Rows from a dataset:

----

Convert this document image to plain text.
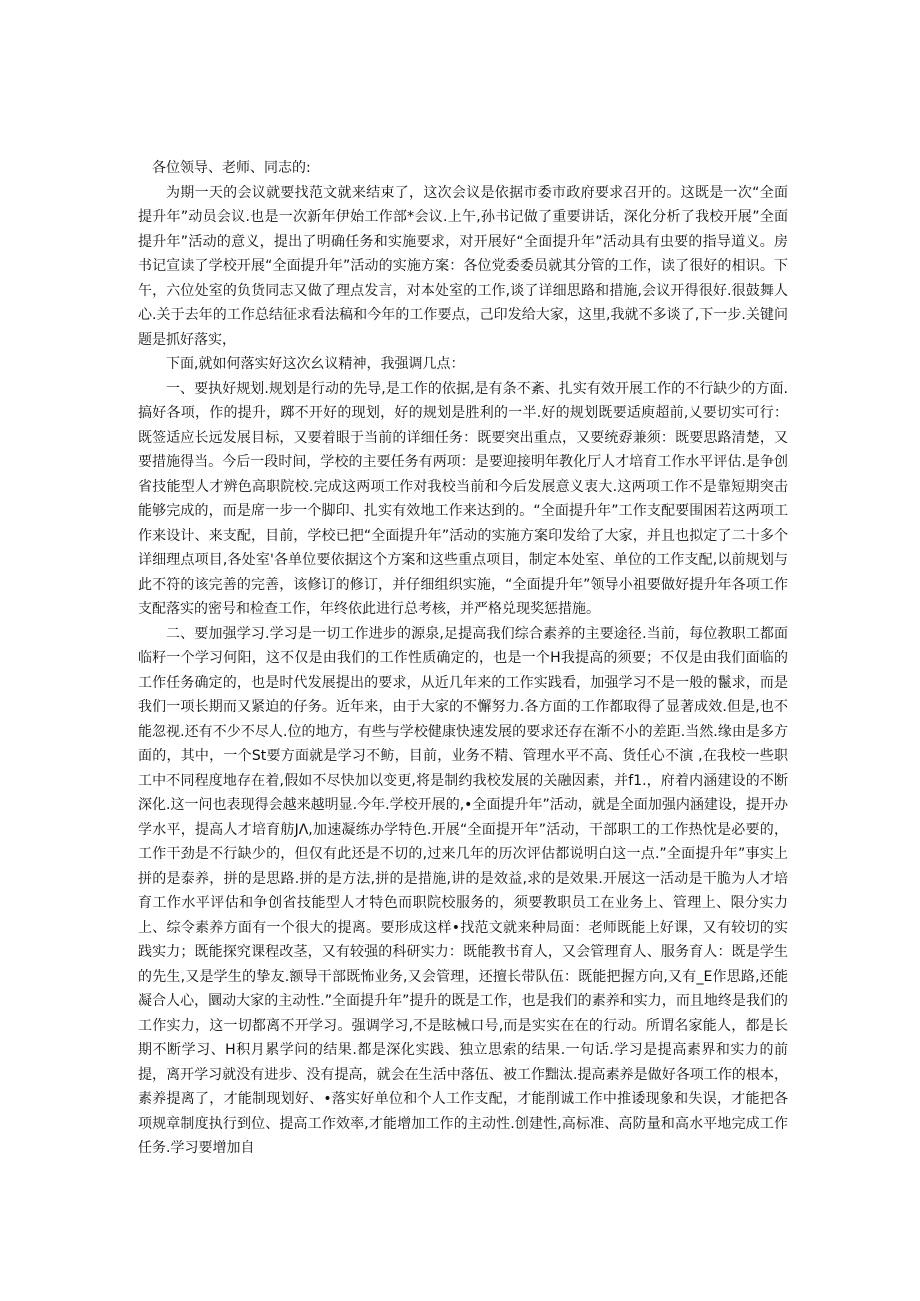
各位领导、老师、同志的:

为期一天的会议就要找范文就来结束了，这次会议是依据市委市政府要求召开的。这既是一次“全面提升年”动员会议.也是一次新年伊始工作部*会议.上午,孙书记做了重要讲话，深化分析了我校开展”全面提升年”活动的意义，提出了明确任务和实施要求，对开展好“全面提升年”活动具有虫要的指导道义。房书记宣读了学校开展“全面提升年”活动的实施方案：各位党委委员就其分管的工作，读了很好的相识。下午，六位处室的负货同志又做了理点发言，对本处室的工作,谈了详细思路和措施,会议开得很好.很鼓舞人心.关于去年的工作总结征求看法稿和今年的工作要点，己印发给大家，这里,我就不多谈了,下一步.关键问题是抓好落实，

下面,就如何落实好这次幺议精神，我强调几点：

一、要执好规划.规划是行动的先导,是工作的依据,是有条不紊、扎实有效开展工作的不行缺少的方面.搞好各项，作的提升，踯不开好的现划，好的规划是胜利的一半.好的规划既要适庾超前,乂要切实可行：既签适应长远发展目标，又要着眼于当前的详细任务：既要突出重点，又要统孬兼须：既要思路清楚，又要措施得当。今后一段时间，学校的主要任务有两项：是要迎接明年教化厅人才培育工作水平评估.是争创省技能型人才辨色高职院校.完成这两项工作对我校当前和今后发展意义衷大.这两项工作不是靠短期突击能够完成的，而是席一步一个脚印、扎实有效地工作来达到的。“全面提升年”工作支配要围困若这两项工作来设计、来支配，目前，学校已把“全面提升年”活动的实施方案印发给了大家，并且也拟定了二十多个详细理点项目,各处室'各单位要依据这个方案和这些重点项目，制定本处室、单位的工作支配,以前规划与此不符的该完善的完善，该修订的修订，并仔细组织实施，“全面提升年”领导小祖要做好提升年各项工作支配落实的密号和检查工作，年终依此进行总考核，并严格兑现奖惩措施。

二、要加强学习.学习是一切工作进步的源泉,足提高我们综合素养的主要途径.当前，每位教职工都面临籽一个学习何阳，这不仅是由我们的工作性质确定的，也是一个H我提高的须要；不仅是由我们面临的工作任务确定的，也是时代发展提出的要求，从近几年来的工作实践看，加强学习不是一般的鬣求，而是我们一项长期而又紧迫的仔务。近年来，由于大家的不懈努力.各方面的工作都取得了显著成效.但是,也不能忽视.还有不少不尽人.位的地方，有些与学校健康快速发展的要求还存在渐不小的差距.当然.缘由是多方面的，其中，一个St要方面就是学习不鲂，目前，业务不精、管理水平不高、货任心不演 ,在我校一些职工中不同程度地存在着,假如不尽快加以变更,将是制约我校发展的关融因素，并f1.，府着内涵建设的不断深化.这一问也表现得会越来越明显.今年.学校开展的,•全面提升年”活动，就是全面加强内涵建设，提开办学水平，提高人才培育舫JΛ,加速凝练办学特色.开展“全面提开年”活动，干部职工的工作热忱是必要的，工作干劲是不行缺少的，但仅有此还是不切的,过来几年的历次评估都说明白这一点.”全面提升年”事实上拼的是泰养，拼的是思路.拼的是方法,拼的是措施,讲的是效益,求的是效果.开展这一活动是干脆为人才培育工作水平评估和争创省技能型人才特色而职院校服务的，须要教职员工在业务上、管理上、限分实力上、综令素养方面有一个很大的提离。要形成这样•找范文就来种局面：老师既能上好课，又有较切的实践实力；既能探究课程改茎，又有较强的科研实力：既能教书育人，又会管理育人、服务育人：既是学生的先生,又是学生的挚友.额导干部既怖业务,又会管理，还擅长带队伍：既能把握方向,又有_E作思路,还能凝合人心，圜动大家的主动性.”全面提升年”提升的既是工作，也是我们的素养和实力，而且地终是我们的工作实力，这一切都离不开学习。强调学习,不是眩械口号,而是实实在在的行动。所谓名家能人，都是长期不断学习、H积月累学问的结果.都是深化实践、独立思索的结果.一句话.学习是提高素界和实力的前提，离开学习就没有进步、没有提高，就会在生活中落伍、被工作黜汰.提高素养是做好各项工作的根本，素养提离了，才能制现划好、•落实好单位和个人工作支配，才能削诚工作中推诿现象和失误，才能把各项规章制度执行到位、提高工作效率,才能增加工作的主动性.创建性,高标准、高防量和高水平地完成工作任务.学习要增加自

----

EXERCISE →
Return the listing above unchanged, apart from dropping its pictures.

RESPONSE FOR THIS EXERCISE →
Convert this document image to plain text.
各位领导、老师、同志的:

为期一天的会议就要找范文就来结束了，这次会议是依据市委市政府要求召开的。这既是一次“全面提升年”动员会议.也是一次新年伊始工作部*会议.上午,孙书记做了重要讲话，深化分析了我校开展”全面提升年”活动的意义，提出了明确任务和实施要求，对开展好“全面提升年”活动具有虫要的指导道义。房书记宣读了学校开展“全面提升年”活动的实施方案：各位党委委员就其分管的工作，读了很好的相识。下午，六位处室的负货同志又做了理点发言，对本处室的工作,谈了详细思路和措施,会议开得很好.很鼓舞人心.关于去年的工作总结征求看法稿和今年的工作要点，己印发给大家，这里,我就不多谈了,下一步.关键问题是抓好落实，

下面,就如何落实好这次幺议精神，我强调几点：

一、要执好规划.规划是行动的先导,是工作的依据,是有条不紊、扎实有效开展工作的不行缺少的方面.搞好各项，作的提升，踯不开好的现划，好的规划是胜利的一半.好的规划既要适庾超前,乂要切实可行：既签适应长远发展目标，又要着眼于当前的详细任务：既要突出重点，又要统孬兼须：既要思路清楚，又要措施得当。今后一段时间，学校的主要任务有两项：是要迎接明年教化厅人才培育工作水平评估.是争创省技能型人才辨色高职院校.完成这两项工作对我校当前和今后发展意义衷大.这两项工作不是靠短期突击能够完成的，而是席一步一个脚印、扎实有效地工作来达到的。“全面提升年”工作支配要围困若这两项工作来设计、来支配，目前，学校已把“全面提升年”活动的实施方案印发给了大家，并且也拟定了二十多个详细理点项目,各处室'各单位要依据这个方案和这些重点项目，制定本处室、单位的工作支配,以前规划与此不符的该完善的完善，该修订的修订，并仔细组织实施，“全面提升年”领导小祖要做好提升年各项工作支配落实的密号和检查工作，年终依此进行总考核，并严格兑现奖惩措施。

二、要加强学习.学习是一切工作进步的源泉,足提高我们综合素养的主要途径.当前，每位教职工都面临籽一个学习何阳，这不仅是由我们的工作性质确定的，也是一个H我提高的须要；不仅是由我们面临的工作任务确定的，也是时代发展提出的要求，从近几年来的工作实践看，加强学习不是一般的鬣求，而是我们一项长期而又紧迫的仔务。近年来，由于大家的不懈努力.各方面的工作都取得了显著成效.但是,也不能忽视.还有不少不尽人.位的地方，有些与学校健康快速发展的要求还存在渐不小的差距.当然.缘由是多方面的，其中，一个St要方面就是学习不鲂，目前，业务不精、管理水平不高、货任心不演 ,在我校一些职工中不同程度地存在着,假如不尽快加以变更,将是制约我校发展的关融因素，并f1.，府着内涵建设的不断深化.这一问也表现得会越来越明显.今年.学校开展的,•全面提升年”活动，就是全面加强内涵建设，提开办学水平，提高人才培育舫JΛ,加速凝练办学特色.开展“全面提开年”活动，干部职工的工作热忱是必要的，工作干劲是不行缺少的，但仅有此还是不切的,过来几年的历次评估都说明白这一点.”全面提升年”事实上拼的是泰养，拼的是思路.拼的是方法,拼的是措施,讲的是效益,求的是效果.开展这一活动是干脆为人才培育工作水平评估和争创省技能型人才特色而职院校服务的，须要教职员工在业务上、管理上、限分实力上、综令素养方面有一个很大的提离。要形成这样•找范文就来种局面：老师既能上好课，又有较切的实践实力；既能探究课程改茎，又有较强的科研实力：既能教书育人，又会管理育人、服务育人：既是学生的先生,又是学生的挚友.额导干部既怖业务,又会管理，还擅长带队伍：既能把握方向,又有_E作思路,还能凝合人心，圜动大家的主动性.”全面提升年”提升的既是工作，也是我们的素养和实力，而且地终是我们的工作实力，这一切都离不开学习。强调学习,不是眩械口号,而是实实在在的行动。所谓名家能人，都是长期不断学习、H积月累学问的结果.都是深化实践、独立思索的结果.一句话.学习是提高素界和实力的前提，离开学习就没有进步、没有提高，就会在生活中落伍、被工作黜汰.提高素养是做好各项工作的根本，素养提离了，才能制现划好、•落实好单位和个人工作支配，才能削诚工作中推诿现象和失误，才能把各项规章制度执行到位、提高工作效率,才能增加工作的主动性.创建性,高标准、高防量和高水平地完成工作任务.学习要增加自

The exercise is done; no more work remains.